PROBLEM TO SOLVE —
Which lines in the material below contain the word "Tracked"? Copy each of them.

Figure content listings
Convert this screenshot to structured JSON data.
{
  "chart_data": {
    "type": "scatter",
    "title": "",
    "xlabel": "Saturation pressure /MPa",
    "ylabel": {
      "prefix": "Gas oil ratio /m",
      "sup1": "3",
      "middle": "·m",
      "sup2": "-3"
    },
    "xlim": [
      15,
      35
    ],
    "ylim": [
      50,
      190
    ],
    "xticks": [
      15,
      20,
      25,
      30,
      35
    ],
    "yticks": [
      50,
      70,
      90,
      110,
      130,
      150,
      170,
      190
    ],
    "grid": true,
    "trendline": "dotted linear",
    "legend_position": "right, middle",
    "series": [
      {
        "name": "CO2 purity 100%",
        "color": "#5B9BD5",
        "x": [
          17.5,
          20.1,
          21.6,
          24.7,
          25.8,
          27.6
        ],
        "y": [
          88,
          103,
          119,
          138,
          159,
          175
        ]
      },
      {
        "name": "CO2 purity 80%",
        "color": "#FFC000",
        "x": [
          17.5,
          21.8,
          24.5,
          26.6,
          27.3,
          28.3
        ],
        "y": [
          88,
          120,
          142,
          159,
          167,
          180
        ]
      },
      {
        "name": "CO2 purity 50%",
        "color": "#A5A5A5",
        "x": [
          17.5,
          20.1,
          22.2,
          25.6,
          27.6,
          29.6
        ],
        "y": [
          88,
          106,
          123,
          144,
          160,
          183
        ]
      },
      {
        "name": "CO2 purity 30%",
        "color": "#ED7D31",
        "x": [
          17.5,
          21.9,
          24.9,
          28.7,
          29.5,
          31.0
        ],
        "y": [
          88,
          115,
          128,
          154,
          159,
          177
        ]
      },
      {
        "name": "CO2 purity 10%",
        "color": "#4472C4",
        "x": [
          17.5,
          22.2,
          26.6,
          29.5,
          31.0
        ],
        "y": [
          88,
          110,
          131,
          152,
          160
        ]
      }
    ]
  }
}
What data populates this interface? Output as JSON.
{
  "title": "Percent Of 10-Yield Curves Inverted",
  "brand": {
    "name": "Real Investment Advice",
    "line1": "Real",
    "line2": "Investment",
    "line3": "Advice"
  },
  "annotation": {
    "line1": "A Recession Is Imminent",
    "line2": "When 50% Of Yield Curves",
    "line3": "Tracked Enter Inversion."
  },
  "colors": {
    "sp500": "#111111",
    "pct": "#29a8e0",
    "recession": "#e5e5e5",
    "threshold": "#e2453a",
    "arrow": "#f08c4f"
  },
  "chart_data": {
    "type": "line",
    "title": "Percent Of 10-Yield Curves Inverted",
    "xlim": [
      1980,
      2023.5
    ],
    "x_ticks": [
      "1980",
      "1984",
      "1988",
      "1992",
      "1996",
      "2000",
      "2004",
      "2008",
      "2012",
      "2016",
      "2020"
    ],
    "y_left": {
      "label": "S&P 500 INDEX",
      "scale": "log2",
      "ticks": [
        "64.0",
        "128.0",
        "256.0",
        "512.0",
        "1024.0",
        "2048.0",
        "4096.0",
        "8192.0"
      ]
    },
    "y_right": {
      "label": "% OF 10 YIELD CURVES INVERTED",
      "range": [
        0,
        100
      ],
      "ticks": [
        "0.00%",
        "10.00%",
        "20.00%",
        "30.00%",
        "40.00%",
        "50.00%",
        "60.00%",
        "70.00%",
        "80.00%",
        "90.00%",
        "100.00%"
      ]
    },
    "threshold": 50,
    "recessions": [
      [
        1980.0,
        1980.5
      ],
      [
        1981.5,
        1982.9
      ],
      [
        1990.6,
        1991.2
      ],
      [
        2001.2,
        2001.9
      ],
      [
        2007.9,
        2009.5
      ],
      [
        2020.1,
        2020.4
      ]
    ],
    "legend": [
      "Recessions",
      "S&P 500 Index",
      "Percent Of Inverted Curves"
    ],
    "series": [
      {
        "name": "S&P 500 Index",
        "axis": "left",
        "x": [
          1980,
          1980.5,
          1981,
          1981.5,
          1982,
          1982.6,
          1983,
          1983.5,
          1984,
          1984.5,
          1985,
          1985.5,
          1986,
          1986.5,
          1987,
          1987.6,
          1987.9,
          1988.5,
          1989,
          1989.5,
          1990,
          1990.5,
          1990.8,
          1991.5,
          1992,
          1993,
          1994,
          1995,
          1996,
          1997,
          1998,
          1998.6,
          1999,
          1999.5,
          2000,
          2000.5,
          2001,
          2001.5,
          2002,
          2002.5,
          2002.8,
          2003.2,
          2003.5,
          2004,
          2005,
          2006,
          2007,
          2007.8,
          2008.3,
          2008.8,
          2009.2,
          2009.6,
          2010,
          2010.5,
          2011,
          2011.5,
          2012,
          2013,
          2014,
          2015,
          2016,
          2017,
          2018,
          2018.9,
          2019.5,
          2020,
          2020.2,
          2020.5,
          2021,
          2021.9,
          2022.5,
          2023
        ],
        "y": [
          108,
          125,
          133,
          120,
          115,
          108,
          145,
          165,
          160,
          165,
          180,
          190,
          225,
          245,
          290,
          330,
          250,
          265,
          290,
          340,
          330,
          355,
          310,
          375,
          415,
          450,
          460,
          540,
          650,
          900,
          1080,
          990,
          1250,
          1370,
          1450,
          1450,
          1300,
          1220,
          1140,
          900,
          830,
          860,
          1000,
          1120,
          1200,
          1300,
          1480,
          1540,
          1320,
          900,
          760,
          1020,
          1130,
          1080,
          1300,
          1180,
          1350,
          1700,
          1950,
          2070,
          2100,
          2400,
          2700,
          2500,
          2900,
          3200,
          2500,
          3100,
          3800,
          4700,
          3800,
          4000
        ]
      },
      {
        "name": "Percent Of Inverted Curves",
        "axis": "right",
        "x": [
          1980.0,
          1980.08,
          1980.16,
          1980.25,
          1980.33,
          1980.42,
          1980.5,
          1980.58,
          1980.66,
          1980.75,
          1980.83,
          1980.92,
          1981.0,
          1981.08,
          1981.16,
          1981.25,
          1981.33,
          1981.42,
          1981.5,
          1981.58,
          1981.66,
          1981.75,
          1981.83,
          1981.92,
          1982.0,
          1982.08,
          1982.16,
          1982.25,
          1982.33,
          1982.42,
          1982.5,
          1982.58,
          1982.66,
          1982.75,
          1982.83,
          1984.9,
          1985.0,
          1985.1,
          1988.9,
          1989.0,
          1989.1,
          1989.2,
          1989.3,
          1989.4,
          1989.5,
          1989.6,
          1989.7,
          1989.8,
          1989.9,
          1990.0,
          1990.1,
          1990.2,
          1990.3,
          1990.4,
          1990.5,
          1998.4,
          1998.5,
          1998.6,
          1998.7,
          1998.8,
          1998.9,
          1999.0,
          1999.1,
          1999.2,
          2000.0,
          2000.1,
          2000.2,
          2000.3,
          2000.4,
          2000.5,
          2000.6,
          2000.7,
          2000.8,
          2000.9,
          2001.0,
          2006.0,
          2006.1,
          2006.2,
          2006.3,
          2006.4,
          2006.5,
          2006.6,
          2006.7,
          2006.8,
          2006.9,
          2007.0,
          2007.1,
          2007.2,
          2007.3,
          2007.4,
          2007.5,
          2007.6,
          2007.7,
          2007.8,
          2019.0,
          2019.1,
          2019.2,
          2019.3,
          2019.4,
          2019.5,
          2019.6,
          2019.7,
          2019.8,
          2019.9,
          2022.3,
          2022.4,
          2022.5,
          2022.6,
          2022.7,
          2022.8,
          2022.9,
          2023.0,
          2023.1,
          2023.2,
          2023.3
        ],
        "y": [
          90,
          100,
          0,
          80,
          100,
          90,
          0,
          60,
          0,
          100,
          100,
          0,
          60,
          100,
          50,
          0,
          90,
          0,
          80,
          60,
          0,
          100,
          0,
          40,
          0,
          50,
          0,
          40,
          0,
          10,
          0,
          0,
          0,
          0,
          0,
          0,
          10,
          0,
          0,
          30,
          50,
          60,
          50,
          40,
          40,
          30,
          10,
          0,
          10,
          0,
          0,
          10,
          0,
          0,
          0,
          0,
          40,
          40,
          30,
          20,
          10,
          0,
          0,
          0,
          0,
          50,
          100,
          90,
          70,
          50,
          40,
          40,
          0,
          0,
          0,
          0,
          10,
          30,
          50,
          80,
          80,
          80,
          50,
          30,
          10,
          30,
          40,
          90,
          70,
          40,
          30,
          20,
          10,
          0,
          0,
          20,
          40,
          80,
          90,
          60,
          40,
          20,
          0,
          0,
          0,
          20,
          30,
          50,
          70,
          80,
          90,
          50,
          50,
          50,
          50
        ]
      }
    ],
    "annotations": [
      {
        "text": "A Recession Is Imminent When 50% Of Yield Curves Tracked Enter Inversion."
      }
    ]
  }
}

COMPLETED TASK —
    "line3": "Tracked Enter Inversion."
        "text": "A Recession Is Imminent When 50% Of Yield Curves Tracked Enter Inversion."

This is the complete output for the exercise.